Each entry below must be repeated word for word.

──────── DATASET ENTRIES ────────

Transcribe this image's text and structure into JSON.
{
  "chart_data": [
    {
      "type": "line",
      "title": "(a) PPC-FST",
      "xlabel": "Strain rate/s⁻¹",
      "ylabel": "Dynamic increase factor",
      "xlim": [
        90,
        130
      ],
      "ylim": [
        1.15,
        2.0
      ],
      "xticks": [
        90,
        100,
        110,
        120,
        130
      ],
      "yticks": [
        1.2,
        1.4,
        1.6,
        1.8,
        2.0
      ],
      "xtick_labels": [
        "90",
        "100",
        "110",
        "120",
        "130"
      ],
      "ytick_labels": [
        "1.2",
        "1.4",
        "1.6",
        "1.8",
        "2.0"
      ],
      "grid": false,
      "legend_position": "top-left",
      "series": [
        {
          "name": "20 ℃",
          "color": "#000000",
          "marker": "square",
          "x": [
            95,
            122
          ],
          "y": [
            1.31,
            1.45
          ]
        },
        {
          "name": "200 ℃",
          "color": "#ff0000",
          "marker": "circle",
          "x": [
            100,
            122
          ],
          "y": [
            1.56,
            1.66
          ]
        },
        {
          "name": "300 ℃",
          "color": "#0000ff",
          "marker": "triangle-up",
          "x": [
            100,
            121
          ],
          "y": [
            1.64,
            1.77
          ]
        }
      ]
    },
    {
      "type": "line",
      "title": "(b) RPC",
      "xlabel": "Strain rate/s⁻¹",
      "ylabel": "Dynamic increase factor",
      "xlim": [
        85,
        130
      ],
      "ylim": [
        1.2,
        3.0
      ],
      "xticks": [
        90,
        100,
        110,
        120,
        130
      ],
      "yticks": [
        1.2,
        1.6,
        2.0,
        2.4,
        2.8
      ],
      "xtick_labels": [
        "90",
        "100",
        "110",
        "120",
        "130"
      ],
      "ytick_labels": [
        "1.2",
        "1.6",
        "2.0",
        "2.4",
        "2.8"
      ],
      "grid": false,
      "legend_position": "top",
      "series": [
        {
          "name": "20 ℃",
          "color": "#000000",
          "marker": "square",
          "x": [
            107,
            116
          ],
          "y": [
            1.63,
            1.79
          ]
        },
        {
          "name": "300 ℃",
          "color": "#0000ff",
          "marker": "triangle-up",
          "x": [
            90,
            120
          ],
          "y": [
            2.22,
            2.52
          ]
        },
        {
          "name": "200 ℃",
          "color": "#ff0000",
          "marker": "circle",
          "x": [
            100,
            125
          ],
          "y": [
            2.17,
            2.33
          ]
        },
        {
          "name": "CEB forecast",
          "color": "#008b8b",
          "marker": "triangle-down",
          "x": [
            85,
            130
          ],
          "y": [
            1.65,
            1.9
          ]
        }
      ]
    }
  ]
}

────────

FULL OUTPUT:
Transcribe this image's text and structure into JSON.
{
  "chart_data": [
    {
      "type": "line",
      "title": "(a) PPC-FST",
      "xlabel": "Strain rate/s⁻¹",
      "ylabel": "Dynamic increase factor",
      "xlim": [
        90,
        130
      ],
      "ylim": [
        1.15,
        2.0
      ],
      "xticks": [
        90,
        100,
        110,
        120,
        130
      ],
      "yticks": [
        1.2,
        1.4,
        1.6,
        1.8,
        2.0
      ],
      "xtick_labels": [
        "90",
        "100",
        "110",
        "120",
        "130"
      ],
      "ytick_labels": [
        "1.2",
        "1.4",
        "1.6",
        "1.8",
        "2.0"
      ],
      "grid": false,
      "legend_position": "top-left",
      "series": [
        {
          "name": "20 ℃",
          "color": "#000000",
          "marker": "square",
          "x": [
            95,
            122
          ],
          "y": [
            1.31,
            1.45
          ]
        },
        {
          "name": "200 ℃",
          "color": "#ff0000",
          "marker": "circle",
          "x": [
            100,
            122
          ],
          "y": [
            1.56,
            1.66
          ]
        },
        {
          "name": "300 ℃",
          "color": "#0000ff",
          "marker": "triangle-up",
          "x": [
            100,
            121
          ],
          "y": [
            1.64,
            1.77
          ]
        }
      ]
    },
    {
      "type": "line",
      "title": "(b) RPC",
      "xlabel": "Strain rate/s⁻¹",
      "ylabel": "Dynamic increase factor",
      "xlim": [
        85,
        130
      ],
      "ylim": [
        1.2,
        3.0
      ],
      "xticks": [
        90,
        100,
        110,
        120,
        130
      ],
      "yticks": [
        1.2,
        1.6,
        2.0,
        2.4,
        2.8
      ],
      "xtick_labels": [
        "90",
        "100",
        "110",
        "120",
        "130"
      ],
      "ytick_labels": [
        "1.2",
        "1.6",
        "2.0",
        "2.4",
        "2.8"
      ],
      "grid": false,
      "legend_position": "top",
      "series": [
        {
          "name": "20 ℃",
          "color": "#000000",
          "marker": "square",
          "x": [
            107,
            116
          ],
          "y": [
            1.63,
            1.79
          ]
        },
        {
          "name": "300 ℃",
          "color": "#0000ff",
          "marker": "triangle-up",
          "x": [
            90,
            120
          ],
          "y": [
            2.22,
            2.52
          ]
        },
        {
          "name": "200 ℃",
          "color": "#ff0000",
          "marker": "circle",
          "x": [
            100,
            125
          ],
          "y": [
            2.17,
            2.33
          ]
        },
        {
          "name": "CEB forecast",
          "color": "#008b8b",
          "marker": "triangle-down",
          "x": [
            85,
            130
          ],
          "y": [
            1.65,
            1.9
          ]
        }
      ]
    }
  ]
}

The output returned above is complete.